WHAT THIS TASK INVOLVES> Find each line of the entries with the string "thick", please, and copy it.

EXTRACTED DATA>

....

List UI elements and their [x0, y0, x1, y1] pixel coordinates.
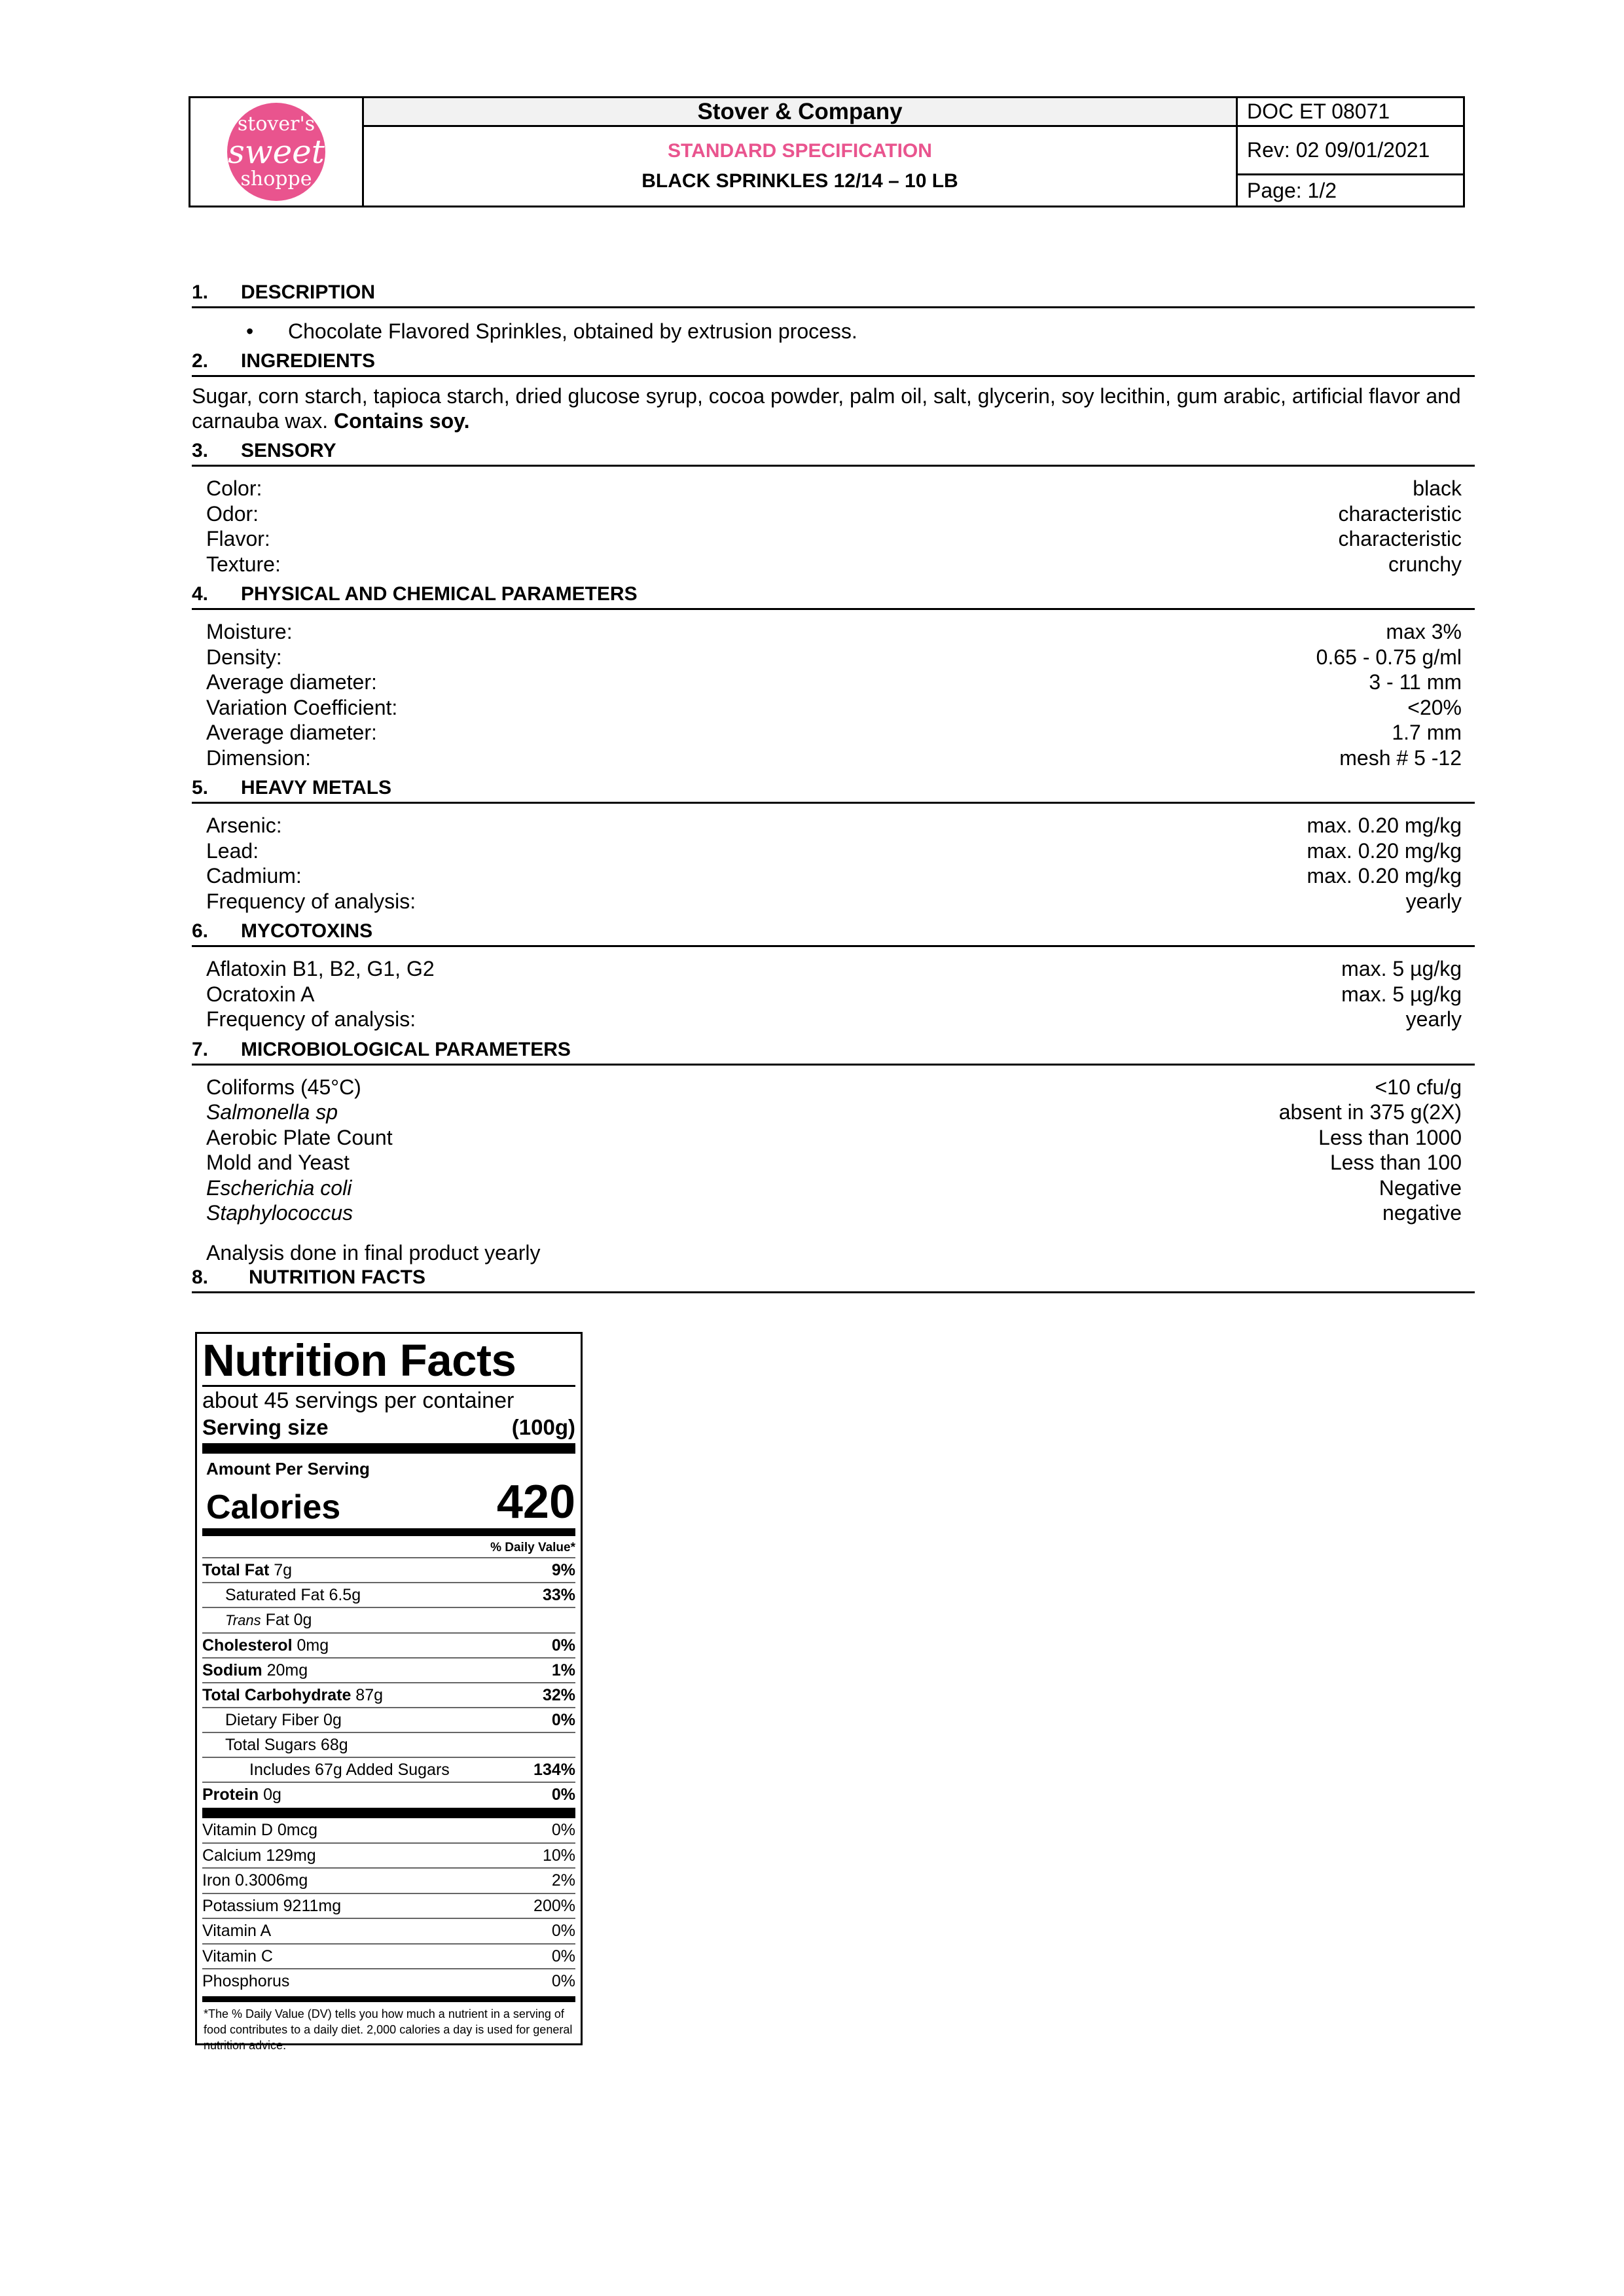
nutrient-name: Sodium: [202, 1661, 262, 1679]
calories-value: 420: [496, 1476, 575, 1528]
vitamins-list: [202, 1818, 575, 1994]
param-label: Odor:: [206, 501, 259, 526]
nutrient-amount: 68g: [320, 1736, 348, 1754]
section-number: 8.: [192, 1266, 209, 1288]
header-meta-block: [1238, 98, 1463, 206]
nutrition-facts-label: [195, 1332, 583, 2052]
param-value: 1.7 mm: [1392, 721, 1462, 744]
header-title-block: [364, 98, 1238, 206]
nutrition-facts-title: Nutrition Facts: [202, 1335, 516, 1386]
section-heading-ingredients: [192, 350, 1475, 377]
ingredients-text: [192, 384, 1475, 433]
vitamin-dv: 200%: [533, 1896, 575, 1915]
section-heading-description: [192, 281, 1475, 308]
table-row: [206, 619, 1462, 645]
param-label: Dimension:: [206, 745, 312, 770]
param-label: Variation Coefficient:: [206, 695, 398, 719]
param-value: yearly: [1405, 1007, 1462, 1031]
section-heading-microbiological: [192, 1039, 1475, 1066]
thick-divider: [202, 1808, 575, 1818]
vitamin-row: [202, 1918, 575, 1943]
table-row: [206, 501, 1462, 527]
logo-cell: [190, 98, 364, 206]
section-number: 4.: [192, 583, 209, 605]
nutrient-amount: 0g: [263, 1785, 281, 1804]
calories-row: [202, 1476, 575, 1528]
param-value: max. 0.20 mg/kg: [1307, 838, 1462, 863]
nutrient-name: Includes 67g Added Sugars: [249, 1761, 450, 1779]
vitamin-row: [202, 1867, 575, 1893]
spec-title: STANDARD SPECIFICATION: [668, 140, 932, 162]
nutrient-amount: 6.5g: [329, 1586, 361, 1604]
nutrient-dv: 134%: [533, 1761, 575, 1779]
thick-divider: [202, 1443, 575, 1454]
medium-divider: [202, 1996, 575, 2002]
param-value: Negative: [1379, 1175, 1462, 1200]
section-title: PHYSICAL AND CHEMICAL PARAMETERS: [241, 583, 638, 605]
serving-size-value: (100g): [511, 1415, 575, 1439]
param-label: Salmonella sp: [206, 1100, 338, 1124]
table-row: [206, 982, 1462, 1007]
param-value: negative: [1382, 1201, 1462, 1225]
nutrient-dv: 0%: [551, 1785, 575, 1804]
section-title: INGREDIENTS: [241, 350, 376, 372]
param-value: absent in 375 g(2X): [1278, 1100, 1462, 1124]
table-row: [206, 476, 1462, 501]
table-row: [206, 526, 1462, 552]
section-number: 7.: [192, 1038, 209, 1060]
nutrient-amount: 20mg: [266, 1661, 308, 1679]
nutrient-dv: 32%: [542, 1686, 575, 1704]
param-value: Less than 100: [1329, 1151, 1462, 1174]
table-row: [206, 1200, 1462, 1226]
bullet-icon: •: [246, 319, 254, 343]
section-number: 6.: [192, 920, 209, 942]
section-number: 3.: [192, 440, 209, 461]
vitamin-dv: 0%: [551, 1821, 575, 1839]
spec-content: [192, 281, 1475, 1293]
param-label: Average diameter:: [206, 721, 377, 744]
param-value: 0.65 - 0.75 g/ml: [1316, 645, 1462, 669]
section-heading-sensory: [192, 440, 1475, 467]
serving-size: [202, 1414, 575, 1441]
vitamin-dv: 10%: [542, 1846, 575, 1865]
nutrient-name: Total Sugars: [225, 1736, 316, 1754]
logo-line-1: stover's: [237, 113, 316, 135]
nutrient-row: [202, 1682, 575, 1707]
section-title: NUTRITION FACTS: [249, 1266, 425, 1288]
product-name: BLACK SPRINKLES 12/14 – 10 LB: [641, 170, 958, 192]
param-label: Color:: [206, 476, 262, 500]
table-row: [206, 552, 1462, 577]
section-heading-physical: [192, 583, 1475, 610]
description-text: Chocolate Flavored Sprinkles, obtained by extrusion process.: [288, 319, 857, 343]
vitamin-row: [202, 1943, 575, 1969]
param-label: Density:: [206, 645, 282, 669]
param-value: <20%: [1407, 695, 1462, 719]
nutrient-row: [202, 1557, 575, 1582]
nutrient-row: [202, 1782, 575, 1806]
section-heading-nutrition: [192, 1266, 1475, 1293]
table-row: [206, 863, 1462, 889]
nutrient-dv: 0%: [551, 1636, 575, 1655]
param-label: Escherichia coli: [206, 1175, 352, 1200]
param-value: max. 5 µg/kg: [1341, 982, 1462, 1006]
nutrient-row: [202, 1732, 575, 1757]
param-value: max. 0.20 mg/kg: [1307, 814, 1462, 837]
vitamin-dv: 0%: [551, 1972, 575, 1990]
nutrient-name: Dietary Fiber: [225, 1711, 319, 1729]
nutrient-dv: 9%: [551, 1561, 575, 1579]
spec-title-block: [364, 127, 1236, 206]
table-row: [206, 1175, 1462, 1201]
nutrient-name: Cholesterol: [202, 1636, 293, 1655]
table-row: [206, 1150, 1462, 1175]
document-header: [189, 96, 1465, 207]
table-row: [206, 1075, 1462, 1100]
nutrient-row: [202, 1607, 575, 1632]
daily-value-header: % Daily Value*: [490, 1541, 575, 1554]
nutrient-dv: 1%: [551, 1661, 575, 1679]
heavy-metals-table: [192, 813, 1475, 914]
vitamin-name: Vitamin C: [202, 1946, 273, 1965]
vitamin-name: Calcium 129mg: [202, 1846, 316, 1865]
param-label: Cadmium:: [206, 864, 302, 888]
amount-per-serving: Amount Per Serving: [206, 1459, 370, 1479]
vitamin-dv: 2%: [551, 1871, 575, 1890]
physical-table: [192, 619, 1475, 770]
param-label: Moisture:: [206, 620, 293, 643]
company-name: Stover & Company: [364, 98, 1236, 127]
param-value: crunchy: [1388, 552, 1462, 576]
ingredients-list: Sugar, corn starch, tapioca starch, dried glucose syrup, cocoa powder, palm oil, salt, glycerin, soy lecithin, gum arabic, artificial flavor and carnauba wax.: [192, 384, 1461, 433]
vitamin-dv: 0%: [551, 1946, 575, 1965]
vitamin-name: Vitamin A: [202, 1922, 272, 1940]
section-number: 2.: [192, 350, 209, 372]
medium-divider: [202, 1528, 575, 1536]
table-row: [206, 720, 1462, 745]
nutrient-name: Saturated Fat: [225, 1586, 325, 1604]
description-bullet: [246, 319, 1475, 344]
param-label: Ocratoxin A: [206, 982, 315, 1006]
nutrient-row: [202, 1707, 575, 1732]
table-row: [206, 889, 1462, 914]
analysis-note-text: Analysis done in final product yearly: [206, 1240, 541, 1265]
section-heading-heavy-metals: [192, 777, 1475, 804]
table-row: [206, 670, 1462, 695]
section-title: HEAVY METALS: [241, 777, 392, 798]
table-row: [206, 1007, 1462, 1032]
serving-size-label: Serving size: [202, 1415, 329, 1439]
nutrient-name: Protein: [202, 1785, 259, 1804]
nutrient-name: Trans: [225, 1612, 261, 1628]
param-value: max. 5 µg/kg: [1341, 957, 1462, 980]
param-value: max. 0.20 mg/kg: [1307, 864, 1462, 888]
servings-per-container: about 45 servings per container: [202, 1385, 575, 1414]
table-row: [206, 838, 1462, 864]
param-value: characteristic: [1338, 527, 1462, 550]
param-value: mesh # 5 -12: [1339, 745, 1462, 770]
section-title: MICROBIOLOGICAL PARAMETERS: [241, 1038, 571, 1060]
table-row: [206, 813, 1462, 838]
param-value: Less than 1000: [1318, 1125, 1462, 1149]
table-row: [206, 1100, 1462, 1125]
mycotoxins-table: [192, 956, 1475, 1032]
vitamin-row: [202, 1842, 575, 1868]
sensory-table: [192, 476, 1475, 577]
vitamin-name: Vitamin D 0mcg: [202, 1821, 317, 1839]
table-row: [206, 695, 1462, 721]
section-title: DESCRIPTION: [241, 281, 376, 303]
param-value: black: [1413, 476, 1462, 500]
param-value: <10 cfu/g: [1375, 1075, 1462, 1099]
vitamin-dv: 0%: [551, 1922, 575, 1940]
calories-label: Calories: [206, 1488, 341, 1526]
section-number: 5.: [192, 777, 209, 798]
vitamin-name: Phosphorus: [202, 1972, 290, 1990]
param-label: Aflatoxin B1, B2, G1, G2: [206, 957, 435, 980]
nutrient-amount: 7g: [274, 1561, 293, 1579]
analysis-note: [206, 1240, 1462, 1266]
param-value: yearly: [1405, 889, 1462, 913]
vitamin-name: Iron 0.3006mg: [202, 1871, 308, 1890]
nutrient-dv: 0%: [551, 1711, 575, 1729]
nutrient-amount: 87g: [355, 1686, 384, 1704]
nutrient-amount: 0g: [323, 1711, 342, 1729]
page-number: Page: 1/2: [1247, 178, 1337, 202]
param-label: Coliforms (45°C): [206, 1075, 361, 1099]
param-label: Flavor:: [206, 527, 270, 550]
nutrient-amount: Fat 0g: [265, 1611, 312, 1629]
param-label: Aerobic Plate Count: [206, 1125, 393, 1149]
param-label: Lead:: [206, 838, 259, 863]
nutrient-row: [202, 1757, 575, 1782]
company-logo: [227, 103, 325, 201]
daily-value-footnote: *The % Daily Value (DV) tells you how much a nutrient in a serving of food contributes to a daily diet. 2,000 calories a day is used for general nutrition advice.: [204, 2007, 573, 2052]
nutrient-amount: 0mg: [297, 1636, 329, 1655]
section-number: 1.: [192, 281, 209, 303]
nutrient-row: [202, 1582, 575, 1607]
allergen-statement: Contains soy.: [334, 409, 470, 433]
nutrient-row: [202, 1657, 575, 1682]
section-heading-mycotoxins: [192, 920, 1475, 947]
param-label: Arsenic:: [206, 814, 282, 837]
table-row: [206, 1125, 1462, 1151]
section-title: SENSORY: [241, 440, 336, 461]
nutrient-name: Total Fat: [202, 1561, 270, 1579]
table-row: [206, 745, 1462, 771]
param-label: Staphylococcus: [206, 1201, 353, 1225]
param-value: characteristic: [1338, 501, 1462, 526]
logo-line-3: shoppe: [240, 168, 312, 190]
revision: Rev: 02 09/01/2021: [1238, 127, 1463, 175]
table-row: [206, 645, 1462, 670]
vitamin-name: Potassium 9211mg: [202, 1896, 342, 1915]
param-label: Texture:: [206, 552, 281, 576]
section-title: MYCOTOXINS: [241, 920, 373, 942]
param-value: 3 - 11 mm: [1369, 670, 1462, 694]
table-row: [206, 956, 1462, 982]
vitamin-row: [202, 1818, 575, 1842]
vitamin-row: [202, 1893, 575, 1918]
doc-number: DOC ET 08071: [1238, 98, 1463, 127]
nutrient-dv: 33%: [542, 1586, 575, 1604]
param-label: Mold and Yeast: [206, 1151, 350, 1174]
nutrient-row: [202, 1632, 575, 1657]
param-label: Frequency of analysis:: [206, 1007, 416, 1031]
param-label: Average diameter:: [206, 670, 377, 694]
nutrient-name: Total Carbohydrate: [202, 1686, 352, 1704]
param-value: max 3%: [1386, 620, 1462, 643]
param-label: Frequency of analysis:: [206, 889, 416, 913]
vitamin-row: [202, 1968, 575, 1994]
microbiological-table: [192, 1075, 1475, 1266]
logo-line-2: sweet: [228, 133, 325, 171]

....

RESULT FOR THIS EXERCISE>
thick-divider: [202, 1808, 575, 1818]
thick-divider: [202, 1443, 575, 1454]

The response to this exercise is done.